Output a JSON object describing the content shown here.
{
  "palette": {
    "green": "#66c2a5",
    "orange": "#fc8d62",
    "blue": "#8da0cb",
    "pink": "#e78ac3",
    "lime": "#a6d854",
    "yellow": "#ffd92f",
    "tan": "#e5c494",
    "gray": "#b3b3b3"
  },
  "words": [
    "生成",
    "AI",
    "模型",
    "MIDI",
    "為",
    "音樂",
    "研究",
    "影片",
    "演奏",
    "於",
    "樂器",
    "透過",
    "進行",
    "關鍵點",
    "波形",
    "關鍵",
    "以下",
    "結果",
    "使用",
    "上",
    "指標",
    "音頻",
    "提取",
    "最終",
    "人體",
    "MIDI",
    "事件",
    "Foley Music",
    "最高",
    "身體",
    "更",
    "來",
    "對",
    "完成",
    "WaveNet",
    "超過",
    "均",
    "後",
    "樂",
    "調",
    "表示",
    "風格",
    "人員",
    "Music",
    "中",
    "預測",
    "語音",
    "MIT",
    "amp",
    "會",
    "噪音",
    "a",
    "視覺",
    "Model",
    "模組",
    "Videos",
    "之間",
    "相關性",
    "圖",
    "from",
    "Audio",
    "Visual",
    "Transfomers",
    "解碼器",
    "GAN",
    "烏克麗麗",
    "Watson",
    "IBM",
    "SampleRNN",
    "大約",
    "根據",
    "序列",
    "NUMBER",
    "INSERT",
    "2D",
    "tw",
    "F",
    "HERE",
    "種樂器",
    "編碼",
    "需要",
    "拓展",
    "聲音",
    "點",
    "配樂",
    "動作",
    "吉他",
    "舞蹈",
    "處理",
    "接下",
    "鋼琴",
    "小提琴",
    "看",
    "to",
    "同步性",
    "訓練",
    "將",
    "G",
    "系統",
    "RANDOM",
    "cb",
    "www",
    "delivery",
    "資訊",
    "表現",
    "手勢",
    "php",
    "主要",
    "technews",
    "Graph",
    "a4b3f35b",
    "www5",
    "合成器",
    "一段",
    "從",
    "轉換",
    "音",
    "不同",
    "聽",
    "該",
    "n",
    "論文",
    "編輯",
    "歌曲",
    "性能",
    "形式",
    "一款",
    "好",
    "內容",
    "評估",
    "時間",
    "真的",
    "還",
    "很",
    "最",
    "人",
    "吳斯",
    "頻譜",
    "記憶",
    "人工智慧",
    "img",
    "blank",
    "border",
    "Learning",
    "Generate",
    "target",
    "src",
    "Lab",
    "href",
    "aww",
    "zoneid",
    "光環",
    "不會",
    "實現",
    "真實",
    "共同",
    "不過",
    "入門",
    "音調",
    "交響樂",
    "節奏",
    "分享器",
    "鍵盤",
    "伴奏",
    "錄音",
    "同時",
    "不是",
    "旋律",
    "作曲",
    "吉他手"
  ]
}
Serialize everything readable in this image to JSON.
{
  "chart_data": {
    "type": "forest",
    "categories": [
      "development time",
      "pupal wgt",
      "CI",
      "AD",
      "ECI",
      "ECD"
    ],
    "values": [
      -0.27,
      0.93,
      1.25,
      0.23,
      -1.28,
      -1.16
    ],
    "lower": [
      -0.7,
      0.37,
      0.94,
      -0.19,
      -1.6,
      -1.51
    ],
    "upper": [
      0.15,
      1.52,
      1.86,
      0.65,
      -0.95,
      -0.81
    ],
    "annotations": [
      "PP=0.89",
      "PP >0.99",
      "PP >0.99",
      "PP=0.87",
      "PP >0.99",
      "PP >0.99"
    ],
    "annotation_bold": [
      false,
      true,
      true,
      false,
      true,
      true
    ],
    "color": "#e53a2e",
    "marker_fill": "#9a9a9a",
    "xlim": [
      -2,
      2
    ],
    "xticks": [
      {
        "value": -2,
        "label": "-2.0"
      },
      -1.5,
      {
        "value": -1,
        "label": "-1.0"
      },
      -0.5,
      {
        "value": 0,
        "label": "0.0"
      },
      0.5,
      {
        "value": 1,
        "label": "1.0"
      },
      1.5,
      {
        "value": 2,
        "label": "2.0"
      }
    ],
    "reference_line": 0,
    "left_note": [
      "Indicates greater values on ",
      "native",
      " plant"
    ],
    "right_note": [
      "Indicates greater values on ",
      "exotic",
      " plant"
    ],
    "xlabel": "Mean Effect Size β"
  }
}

..............................

## What you have to do
Copy out the material word for word and line for line.

## Solution for this task
Output a JSON object describing the content shown here.
{
  "palette": {
    "green": "#66c2a5",
    "orange": "#fc8d62",
    "blue": "#8da0cb",
    "pink": "#e78ac3",
    "lime": "#a6d854",
    "yellow": "#ffd92f",
    "tan": "#e5c494",
    "gray": "#b3b3b3"
  },
  "words": [
    "生成",
    "AI",
    "模型",
    "MIDI",
    "為",
    "音樂",
    "研究",
    "影片",
    "演奏",
    "於",
    "樂器",
    "透過",
    "進行",
    "關鍵點",
    "波形",
    "關鍵",
    "以下",
    "結果",
    "使用",
    "上",
    "指標",
    "音頻",
    "提取",
    "最終",
    "人體",
    "MIDI",
    "事件",
    "Foley Music",
    "最高",
    "身體",
    "更",
    "來",
    "對",
    "完成",
    "WaveNet",
    "超過",
    "均",
    "後",
    "樂",
    "調",
    "表示",
    "風格",
    "人員",
    "Music",
    "中",
    "預測",
    "語音",
    "MIT",
    "amp",
    "會",
    "噪音",
    "a",
    "視覺",
    "Model",
    "模組",
    "Videos",
    "之間",
    "相關性",
    "圖",
    "from",
    "Audio",
    "Visual",
    "Transfomers",
    "解碼器",
    "GAN",
    "烏克麗麗",
    "Watson",
    "IBM",
    "SampleRNN",
    "大約",
    "根據",
    "序列",
    "NUMBER",
    "INSERT",
    "2D",
    "tw",
    "F",
    "HERE",
    "種樂器",
    "編碼",
    "需要",
    "拓展",
    "聲音",
    "點",
    "配樂",
    "動作",
    "吉他",
    "舞蹈",
    "處理",
    "接下",
    "鋼琴",
    "小提琴",
    "看",
    "to",
    "同步性",
    "訓練",
    "將",
    "G",
    "系統",
    "RANDOM",
    "cb",
    "www",
    "delivery",
    "資訊",
    "表現",
    "手勢",
    "php",
    "主要",
    "technews",
    "Graph",
    "a4b3f35b",
    "www5",
    "合成器",
    "一段",
    "從",
    "轉換",
    "音",
    "不同",
    "聽",
    "該",
    "n",
    "論文",
    "編輯",
    "歌曲",
    "性能",
    "形式",
    "一款",
    "好",
    "內容",
    "評估",
    "時間",
    "真的",
    "還",
    "很",
    "最",
    "人",
    "吳斯",
    "頻譜",
    "記憶",
    "人工智慧",
    "img",
    "blank",
    "border",
    "Learning",
    "Generate",
    "target",
    "src",
    "Lab",
    "href",
    "aww",
    "zoneid",
    "光環",
    "不會",
    "實現",
    "真實",
    "共同",
    "不過",
    "入門",
    "音調",
    "交響樂",
    "節奏",
    "分享器",
    "鍵盤",
    "伴奏",
    "錄音",
    "同時",
    "不是",
    "旋律",
    "作曲",
    "吉他手"
  ]
}
Serialize everything readable in this image to JSON.
{
  "chart_data": {
    "type": "forest",
    "categories": [
      "development time",
      "pupal wgt",
      "CI",
      "AD",
      "ECI",
      "ECD"
    ],
    "values": [
      -0.27,
      0.93,
      1.25,
      0.23,
      -1.28,
      -1.16
    ],
    "lower": [
      -0.7,
      0.37,
      0.94,
      -0.19,
      -1.6,
      -1.51
    ],
    "upper": [
      0.15,
      1.52,
      1.86,
      0.65,
      -0.95,
      -0.81
    ],
    "annotations": [
      "PP=0.89",
      "PP >0.99",
      "PP >0.99",
      "PP=0.87",
      "PP >0.99",
      "PP >0.99"
    ],
    "annotation_bold": [
      false,
      true,
      true,
      false,
      true,
      true
    ],
    "color": "#e53a2e",
    "marker_fill": "#9a9a9a",
    "xlim": [
      -2,
      2
    ],
    "xticks": [
      {
        "value": -2,
        "label": "-2.0"
      },
      -1.5,
      {
        "value": -1,
        "label": "-1.0"
      },
      -0.5,
      {
        "value": 0,
        "label": "0.0"
      },
      0.5,
      {
        "value": 1,
        "label": "1.0"
      },
      1.5,
      {
        "value": 2,
        "label": "2.0"
      }
    ],
    "reference_line": 0,
    "left_note": [
      "Indicates greater values on ",
      "native",
      " plant"
    ],
    "right_note": [
      "Indicates greater values on ",
      "exotic",
      " plant"
    ],
    "xlabel": "Mean Effect Size β"
  }
}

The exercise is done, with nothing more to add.